Source data:
* BEGIN *
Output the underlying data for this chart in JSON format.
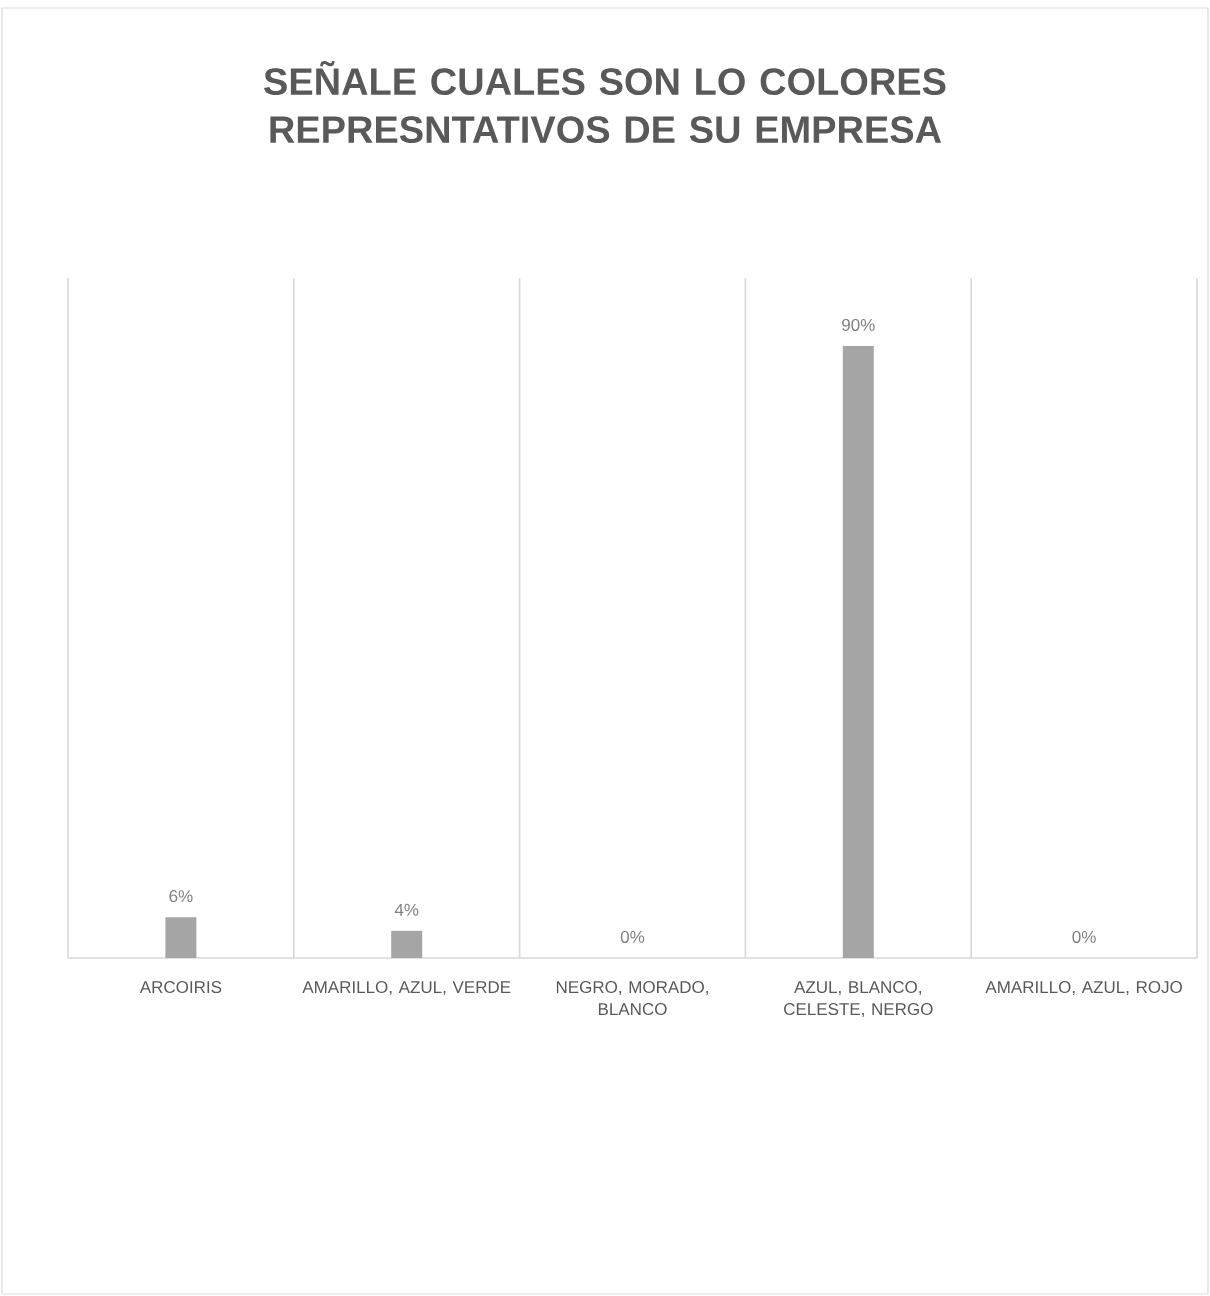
{
  "chart_data": {
    "type": "bar",
    "title": "SEÑALE CUALES SON LO COLORES REPRESNTATIVOS DE SU EMPRESA",
    "categories": [
      "ARCOIRIS",
      "AMARILLO, AZUL, VERDE",
      "NEGRO, MORADO, BLANCO",
      "AZUL, BLANCO, CELESTE, NERGO",
      "AMARILLO, AZUL, ROJO"
    ],
    "values": [
      6,
      4,
      0,
      90,
      0
    ],
    "value_labels": [
      "6%",
      "4%",
      "0%",
      "90%",
      "0%"
    ],
    "color": "#a5a5a5",
    "ylim": [
      0,
      100
    ],
    "grid": "x"
  }
}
* END *
List all lines from the entries that include the word "AZUL".

- _Output below_
      "AMARILLO, AZUL, VERDE",
      "AZUL, BLANCO, CELESTE, NERGO",
      "AMARILLO, AZUL, ROJO"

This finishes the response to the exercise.